What to produce: Repeat the lines below exactly as they appear, but leave out the images.

Records excerpted from a collection:
━━━━━━━━
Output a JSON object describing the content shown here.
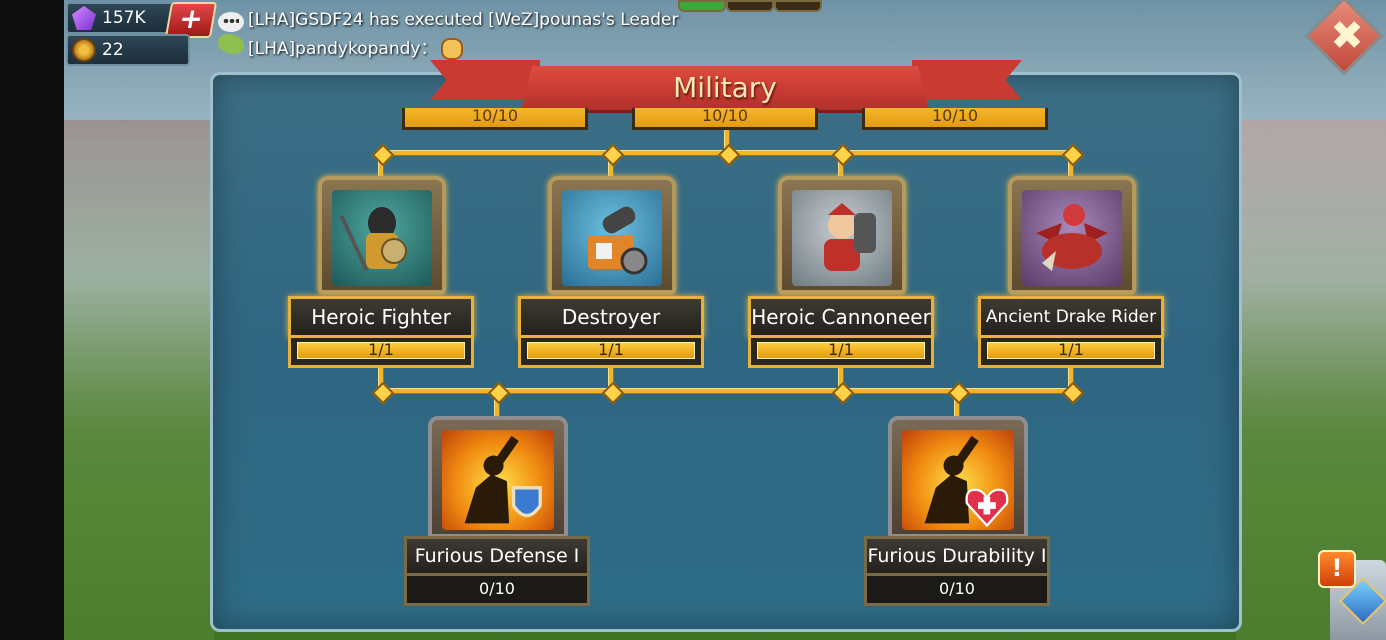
{
  "hud": {
    "gems": "157K",
    "coins": "22",
    "add_label": "+"
  },
  "chat": {
    "line1": "[LHA]GSDF24 has executed [WeZ]pounas's Leader",
    "line2": "[LHA]pandykopandy："
  },
  "panel": {
    "title": "Military",
    "close_label": "✖"
  },
  "top_row": [
    {
      "progress": "10/10"
    },
    {
      "progress": "10/10"
    },
    {
      "progress": "10/10"
    }
  ],
  "troops": [
    {
      "name": "Heroic Fighter",
      "progress": "1/1"
    },
    {
      "name": "Destroyer",
      "progress": "1/1"
    },
    {
      "name": "Heroic Cannoneer",
      "progress": "1/1"
    },
    {
      "name": "Ancient Drake Rider",
      "progress": "1/1"
    }
  ],
  "skills": [
    {
      "name": "Furious Defense I",
      "progress": "0/10"
    },
    {
      "name": "Furious Durability I",
      "progress": "0/10"
    }
  ],
  "alert_label": "!",
  "colors": {
    "gold": "#f0b52a",
    "banner": "#c93a33",
    "panel": "#2f6681"
  }
}
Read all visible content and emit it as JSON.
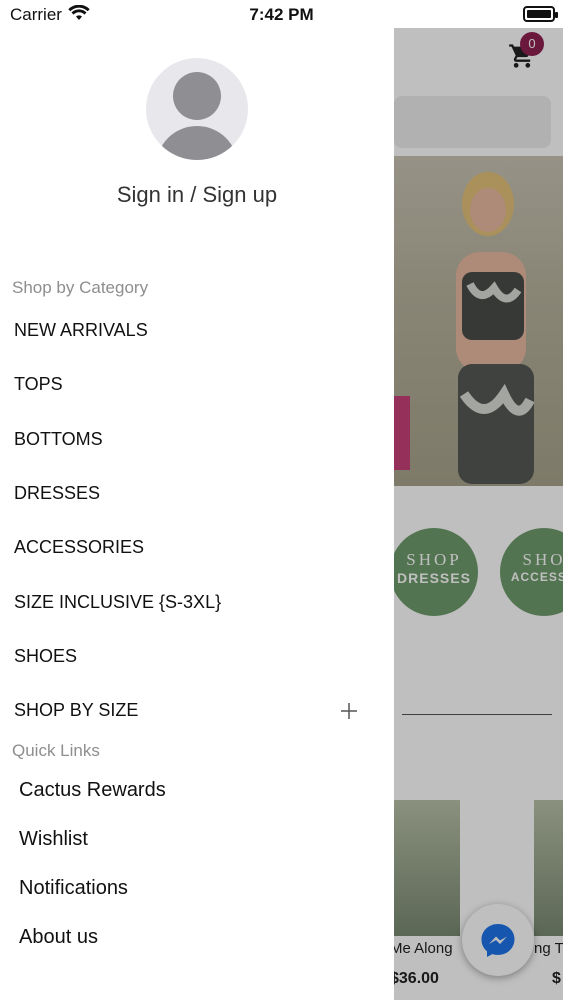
{
  "status_bar": {
    "carrier": "Carrier",
    "time": "7:42 PM"
  },
  "drawer": {
    "sign_in_label": "Sign in / Sign up",
    "shop_section_label": "Shop by Category",
    "categories": [
      {
        "label": "NEW ARRIVALS"
      },
      {
        "label": "TOPS"
      },
      {
        "label": "BOTTOMS"
      },
      {
        "label": "DRESSES"
      },
      {
        "label": "ACCESSORIES"
      },
      {
        "label": "SIZE INCLUSIVE {S-3XL}"
      },
      {
        "label": "SHOES"
      },
      {
        "label": "SHOP BY SIZE"
      }
    ],
    "quick_links_label": "Quick Links",
    "quick_links": [
      {
        "label": "Cactus Rewards"
      },
      {
        "label": "Wishlist"
      },
      {
        "label": "Notifications"
      },
      {
        "label": "About us"
      }
    ]
  },
  "background": {
    "cart_count": "0",
    "circles": [
      {
        "line1": "SHOP",
        "line2": "DRESSES"
      },
      {
        "line1": "SHO",
        "line2": "ACCESSO"
      }
    ],
    "products": [
      {
        "title": "Me Along",
        "price": "$36.00"
      },
      {
        "title": "ng T",
        "price": "$"
      }
    ]
  },
  "icons": {
    "cart": "cart-icon",
    "plus": "plus-icon",
    "messenger": "messenger-icon",
    "avatar": "user-avatar-icon",
    "wifi": "wifi-icon",
    "battery": "battery-icon"
  },
  "colors": {
    "badge": "#8e2252",
    "circle_green": "#6e9b6d",
    "messenger_blue": "#1e73e8"
  }
}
━━━━━━━━
Task output:
Output a JSON object describing the content shown here.
{
  "hud": {
    "gems": "157K",
    "coins": "22",
    "add_label": "+"
  },
  "chat": {
    "line1": "[LHA]GSDF24 has executed [WeZ]pounas's Leader",
    "line2": "[LHA]pandykopandy："
  },
  "panel": {
    "title": "Military",
    "close_label": "✖"
  },
  "top_row": [
    {
      "progress": "10/10"
    },
    {
      "progress": "10/10"
    },
    {
      "progress": "10/10"
    }
  ],
  "troops": [
    {
      "name": "Heroic Fighter",
      "progress": "1/1"
    },
    {
      "name": "Destroyer",
      "progress": "1/1"
    },
    {
      "name": "Heroic Cannoneer",
      "progress": "1/1"
    },
    {
      "name": "Ancient Drake Rider",
      "progress": "1/1"
    }
  ],
  "skills": [
    {
      "name": "Furious Defense I",
      "progress": "0/10"
    },
    {
      "name": "Furious Durability I",
      "progress": "0/10"
    }
  ],
  "alert_label": "!",
  "colors": {
    "gold": "#f0b52a",
    "banner": "#c93a33",
    "panel": "#2f6681"
  }
}
Read all visible content and emit it as JSON.
{
  "status_bar": {
    "carrier": "Carrier",
    "time": "7:42 PM"
  },
  "drawer": {
    "sign_in_label": "Sign in / Sign up",
    "shop_section_label": "Shop by Category",
    "categories": [
      {
        "label": "NEW ARRIVALS"
      },
      {
        "label": "TOPS"
      },
      {
        "label": "BOTTOMS"
      },
      {
        "label": "DRESSES"
      },
      {
        "label": "ACCESSORIES"
      },
      {
        "label": "SIZE INCLUSIVE {S-3XL}"
      },
      {
        "label": "SHOES"
      },
      {
        "label": "SHOP BY SIZE"
      }
    ],
    "quick_links_label": "Quick Links",
    "quick_links": [
      {
        "label": "Cactus Rewards"
      },
      {
        "label": "Wishlist"
      },
      {
        "label": "Notifications"
      },
      {
        "label": "About us"
      }
    ]
  },
  "background": {
    "cart_count": "0",
    "circles": [
      {
        "line1": "SHOP",
        "line2": "DRESSES"
      },
      {
        "line1": "SHO",
        "line2": "ACCESSO"
      }
    ],
    "products": [
      {
        "title": "Me Along",
        "price": "$36.00"
      },
      {
        "title": "ng T",
        "price": "$"
      }
    ]
  },
  "icons": {
    "cart": "cart-icon",
    "plus": "plus-icon",
    "messenger": "messenger-icon",
    "avatar": "user-avatar-icon",
    "wifi": "wifi-icon",
    "battery": "battery-icon"
  },
  "colors": {
    "badge": "#8e2252",
    "circle_green": "#6e9b6d",
    "messenger_blue": "#1e73e8"
  }
}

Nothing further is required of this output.